:: RECORDS

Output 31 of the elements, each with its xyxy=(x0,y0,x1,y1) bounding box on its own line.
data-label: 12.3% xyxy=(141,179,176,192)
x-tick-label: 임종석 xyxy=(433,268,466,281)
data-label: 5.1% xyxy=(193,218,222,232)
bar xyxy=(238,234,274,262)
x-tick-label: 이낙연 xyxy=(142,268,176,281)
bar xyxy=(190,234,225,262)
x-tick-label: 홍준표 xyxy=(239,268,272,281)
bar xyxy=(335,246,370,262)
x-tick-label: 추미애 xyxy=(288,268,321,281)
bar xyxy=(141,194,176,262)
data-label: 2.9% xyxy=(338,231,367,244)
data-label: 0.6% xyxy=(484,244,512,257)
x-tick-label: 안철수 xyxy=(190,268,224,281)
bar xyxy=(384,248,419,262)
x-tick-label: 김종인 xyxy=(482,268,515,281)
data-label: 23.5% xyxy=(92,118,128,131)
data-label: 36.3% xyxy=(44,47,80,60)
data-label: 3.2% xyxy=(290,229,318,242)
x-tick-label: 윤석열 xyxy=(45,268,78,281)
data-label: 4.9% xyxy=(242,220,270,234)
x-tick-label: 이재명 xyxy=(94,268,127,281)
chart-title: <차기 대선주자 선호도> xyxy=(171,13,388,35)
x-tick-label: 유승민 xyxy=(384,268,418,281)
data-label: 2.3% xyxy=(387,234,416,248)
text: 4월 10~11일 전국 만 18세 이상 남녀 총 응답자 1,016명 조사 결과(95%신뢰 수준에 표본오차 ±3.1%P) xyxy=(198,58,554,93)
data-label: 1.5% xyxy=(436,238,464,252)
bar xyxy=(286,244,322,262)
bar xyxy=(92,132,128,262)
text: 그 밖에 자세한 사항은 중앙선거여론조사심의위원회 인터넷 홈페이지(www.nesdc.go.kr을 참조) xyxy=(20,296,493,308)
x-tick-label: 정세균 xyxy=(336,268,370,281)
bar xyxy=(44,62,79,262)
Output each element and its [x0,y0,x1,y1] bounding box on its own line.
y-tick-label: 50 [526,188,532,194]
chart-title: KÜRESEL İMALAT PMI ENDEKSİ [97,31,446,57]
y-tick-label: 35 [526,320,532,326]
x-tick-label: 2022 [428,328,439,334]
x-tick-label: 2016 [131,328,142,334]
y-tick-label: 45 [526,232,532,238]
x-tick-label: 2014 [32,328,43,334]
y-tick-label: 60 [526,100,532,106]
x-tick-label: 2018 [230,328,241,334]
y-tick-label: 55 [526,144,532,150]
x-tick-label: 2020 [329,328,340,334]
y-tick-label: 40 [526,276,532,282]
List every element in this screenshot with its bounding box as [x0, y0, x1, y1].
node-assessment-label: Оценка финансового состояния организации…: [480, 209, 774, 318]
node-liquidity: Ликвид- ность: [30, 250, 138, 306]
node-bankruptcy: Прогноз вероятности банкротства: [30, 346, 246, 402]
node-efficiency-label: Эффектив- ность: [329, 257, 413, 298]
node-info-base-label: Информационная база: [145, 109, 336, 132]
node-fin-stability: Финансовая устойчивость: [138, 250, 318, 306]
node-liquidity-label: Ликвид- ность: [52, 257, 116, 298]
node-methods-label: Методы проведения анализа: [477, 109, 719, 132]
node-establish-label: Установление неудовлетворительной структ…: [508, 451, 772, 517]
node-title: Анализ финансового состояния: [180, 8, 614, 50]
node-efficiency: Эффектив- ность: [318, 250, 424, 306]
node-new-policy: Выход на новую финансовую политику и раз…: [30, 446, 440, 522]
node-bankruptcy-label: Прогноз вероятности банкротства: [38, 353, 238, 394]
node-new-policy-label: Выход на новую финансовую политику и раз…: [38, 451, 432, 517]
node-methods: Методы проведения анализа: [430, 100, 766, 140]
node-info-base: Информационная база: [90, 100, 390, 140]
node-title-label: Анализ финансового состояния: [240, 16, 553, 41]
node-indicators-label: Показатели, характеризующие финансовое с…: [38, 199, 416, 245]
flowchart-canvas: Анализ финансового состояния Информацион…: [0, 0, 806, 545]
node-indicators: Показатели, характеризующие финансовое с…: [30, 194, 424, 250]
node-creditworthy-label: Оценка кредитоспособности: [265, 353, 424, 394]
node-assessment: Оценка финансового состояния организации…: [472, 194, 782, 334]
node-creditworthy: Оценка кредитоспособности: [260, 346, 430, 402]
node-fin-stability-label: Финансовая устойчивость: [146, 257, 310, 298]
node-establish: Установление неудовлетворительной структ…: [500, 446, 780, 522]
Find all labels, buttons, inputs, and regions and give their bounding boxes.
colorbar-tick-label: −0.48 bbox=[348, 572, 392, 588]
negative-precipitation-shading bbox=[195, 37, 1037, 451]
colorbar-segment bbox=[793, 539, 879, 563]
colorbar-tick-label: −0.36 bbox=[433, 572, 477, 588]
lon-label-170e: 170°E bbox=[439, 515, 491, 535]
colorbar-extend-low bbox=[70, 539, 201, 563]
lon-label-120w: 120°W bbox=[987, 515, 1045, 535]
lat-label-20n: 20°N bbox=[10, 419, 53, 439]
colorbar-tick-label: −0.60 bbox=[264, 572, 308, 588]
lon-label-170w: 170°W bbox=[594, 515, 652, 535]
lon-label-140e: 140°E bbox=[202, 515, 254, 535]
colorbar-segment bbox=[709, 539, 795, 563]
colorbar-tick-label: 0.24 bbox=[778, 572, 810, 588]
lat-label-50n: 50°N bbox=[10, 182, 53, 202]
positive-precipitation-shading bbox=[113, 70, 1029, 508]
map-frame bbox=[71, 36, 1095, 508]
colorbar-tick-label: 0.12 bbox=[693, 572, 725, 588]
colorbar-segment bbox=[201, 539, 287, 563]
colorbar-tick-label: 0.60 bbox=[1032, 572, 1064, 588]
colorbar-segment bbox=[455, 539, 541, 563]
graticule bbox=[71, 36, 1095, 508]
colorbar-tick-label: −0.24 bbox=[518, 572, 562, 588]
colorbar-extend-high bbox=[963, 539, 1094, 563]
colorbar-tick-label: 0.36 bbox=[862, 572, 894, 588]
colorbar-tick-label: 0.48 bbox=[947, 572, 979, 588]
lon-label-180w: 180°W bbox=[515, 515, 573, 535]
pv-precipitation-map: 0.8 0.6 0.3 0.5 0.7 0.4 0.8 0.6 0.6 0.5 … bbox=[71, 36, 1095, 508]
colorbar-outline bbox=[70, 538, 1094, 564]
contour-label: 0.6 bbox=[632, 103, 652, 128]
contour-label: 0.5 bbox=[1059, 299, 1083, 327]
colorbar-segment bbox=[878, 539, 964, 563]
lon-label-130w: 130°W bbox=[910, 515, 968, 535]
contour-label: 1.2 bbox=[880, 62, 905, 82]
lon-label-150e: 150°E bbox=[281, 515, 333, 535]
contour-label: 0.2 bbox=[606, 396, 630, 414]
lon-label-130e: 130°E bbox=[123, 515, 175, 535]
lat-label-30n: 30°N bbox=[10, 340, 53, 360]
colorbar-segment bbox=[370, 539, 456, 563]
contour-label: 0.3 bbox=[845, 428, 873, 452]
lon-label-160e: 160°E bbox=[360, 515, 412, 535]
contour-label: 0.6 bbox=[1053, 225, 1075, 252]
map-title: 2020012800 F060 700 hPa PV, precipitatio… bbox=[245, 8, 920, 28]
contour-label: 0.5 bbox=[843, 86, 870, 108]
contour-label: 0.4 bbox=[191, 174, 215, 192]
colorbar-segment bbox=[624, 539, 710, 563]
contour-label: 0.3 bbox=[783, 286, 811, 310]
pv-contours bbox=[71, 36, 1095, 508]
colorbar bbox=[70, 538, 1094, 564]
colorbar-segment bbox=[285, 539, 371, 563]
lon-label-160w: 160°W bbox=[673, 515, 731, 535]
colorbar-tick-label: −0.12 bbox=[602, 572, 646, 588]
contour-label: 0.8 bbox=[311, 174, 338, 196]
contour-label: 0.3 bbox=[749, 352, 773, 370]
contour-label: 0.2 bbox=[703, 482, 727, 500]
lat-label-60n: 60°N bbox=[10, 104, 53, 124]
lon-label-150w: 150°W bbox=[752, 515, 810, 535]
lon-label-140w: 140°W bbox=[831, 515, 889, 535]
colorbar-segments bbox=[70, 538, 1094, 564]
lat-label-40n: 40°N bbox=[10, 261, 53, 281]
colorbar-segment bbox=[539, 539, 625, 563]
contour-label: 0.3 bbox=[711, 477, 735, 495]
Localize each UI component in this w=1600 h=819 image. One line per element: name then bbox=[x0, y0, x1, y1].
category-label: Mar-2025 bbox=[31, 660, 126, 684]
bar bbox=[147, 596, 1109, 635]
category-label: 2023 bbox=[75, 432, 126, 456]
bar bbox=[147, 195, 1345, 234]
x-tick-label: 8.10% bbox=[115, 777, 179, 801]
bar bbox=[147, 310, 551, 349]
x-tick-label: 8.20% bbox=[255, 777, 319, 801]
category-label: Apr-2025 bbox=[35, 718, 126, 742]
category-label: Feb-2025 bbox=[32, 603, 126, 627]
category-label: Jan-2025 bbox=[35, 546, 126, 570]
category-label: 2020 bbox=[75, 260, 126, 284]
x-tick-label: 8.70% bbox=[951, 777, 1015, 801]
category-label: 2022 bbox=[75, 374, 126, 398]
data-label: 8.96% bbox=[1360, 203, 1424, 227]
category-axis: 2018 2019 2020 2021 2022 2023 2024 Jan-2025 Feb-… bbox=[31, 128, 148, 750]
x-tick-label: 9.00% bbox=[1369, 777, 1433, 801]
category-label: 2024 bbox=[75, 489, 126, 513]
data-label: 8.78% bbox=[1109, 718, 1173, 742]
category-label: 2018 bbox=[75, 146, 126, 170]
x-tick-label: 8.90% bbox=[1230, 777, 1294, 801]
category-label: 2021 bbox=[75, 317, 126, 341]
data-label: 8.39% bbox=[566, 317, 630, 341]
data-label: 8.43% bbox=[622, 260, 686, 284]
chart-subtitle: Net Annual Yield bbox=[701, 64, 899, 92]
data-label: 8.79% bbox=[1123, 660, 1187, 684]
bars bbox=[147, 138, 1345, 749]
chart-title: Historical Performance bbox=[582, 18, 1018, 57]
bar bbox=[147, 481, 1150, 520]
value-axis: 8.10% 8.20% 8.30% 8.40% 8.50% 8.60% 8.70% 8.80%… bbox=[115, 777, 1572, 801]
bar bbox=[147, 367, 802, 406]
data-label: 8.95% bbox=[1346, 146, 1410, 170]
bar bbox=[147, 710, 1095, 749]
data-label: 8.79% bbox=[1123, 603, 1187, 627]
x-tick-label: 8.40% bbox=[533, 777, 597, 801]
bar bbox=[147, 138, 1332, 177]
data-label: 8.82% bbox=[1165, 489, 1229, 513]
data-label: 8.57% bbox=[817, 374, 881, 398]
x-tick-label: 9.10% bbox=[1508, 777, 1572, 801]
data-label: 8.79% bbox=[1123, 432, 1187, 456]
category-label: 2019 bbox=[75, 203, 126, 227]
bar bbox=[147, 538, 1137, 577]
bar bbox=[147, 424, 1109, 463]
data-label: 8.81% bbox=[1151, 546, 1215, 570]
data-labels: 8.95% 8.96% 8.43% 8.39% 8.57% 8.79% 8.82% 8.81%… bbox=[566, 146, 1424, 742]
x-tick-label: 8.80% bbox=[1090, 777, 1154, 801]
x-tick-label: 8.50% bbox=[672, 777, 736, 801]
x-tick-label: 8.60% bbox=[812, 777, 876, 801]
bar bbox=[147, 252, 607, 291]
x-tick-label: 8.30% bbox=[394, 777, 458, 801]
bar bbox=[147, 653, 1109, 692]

::::

◆ WHAT THE TASK ASKS
Rewrite the records from the very beginning through the line containing "y-tick-label: 50 [526,188,532,194]", inclusive, with every "data-label" replaced by "value-label" and nothing else changed.

◆ THE RESULT
Output 31 of the elements, each with its xyxy=(x0,y0,x1,y1) bounding box on its own line.
value-label: 12.3% xyxy=(141,179,176,192)
x-tick-label: 임종석 xyxy=(433,268,466,281)
value-label: 5.1% xyxy=(193,218,222,232)
bar xyxy=(238,234,274,262)
x-tick-label: 이낙연 xyxy=(142,268,176,281)
bar xyxy=(190,234,225,262)
x-tick-label: 홍준표 xyxy=(239,268,272,281)
bar xyxy=(335,246,370,262)
x-tick-label: 추미애 xyxy=(288,268,321,281)
bar xyxy=(141,194,176,262)
value-label: 2.9% xyxy=(338,231,367,244)
value-label: 0.6% xyxy=(484,244,512,257)
x-tick-label: 안철수 xyxy=(190,268,224,281)
bar xyxy=(384,248,419,262)
x-tick-label: 김종인 xyxy=(482,268,515,281)
value-label: 23.5% xyxy=(92,118,128,131)
value-label: 36.3% xyxy=(44,47,80,60)
value-label: 3.2% xyxy=(290,229,318,242)
x-tick-label: 윤석열 xyxy=(45,268,78,281)
value-label: 4.9% xyxy=(242,220,270,234)
x-tick-label: 이재명 xyxy=(94,268,127,281)
chart-title: <차기 대선주자 선호도> xyxy=(171,13,388,35)
x-tick-label: 유승민 xyxy=(384,268,418,281)
value-label: 2.3% xyxy=(387,234,416,248)
text: 4월 10~11일 전국 만 18세 이상 남녀 총 응답자 1,016명 조사 결과(95%신뢰 수준에 표본오차 ±3.1%P) xyxy=(198,58,554,93)
value-label: 1.5% xyxy=(436,238,464,252)
bar xyxy=(286,244,322,262)
bar xyxy=(92,132,128,262)
text: 그 밖에 자세한 사항은 중앙선거여론조사심의위원회 인터넷 홈페이지(www.nesdc.go.kr을 참조) xyxy=(20,296,493,308)
x-tick-label: 정세균 xyxy=(336,268,370,281)
bar xyxy=(44,62,79,262)
Output each element and its [x0,y0,x1,y1] bounding box on its own line.
y-tick-label: 50 [526,188,532,194]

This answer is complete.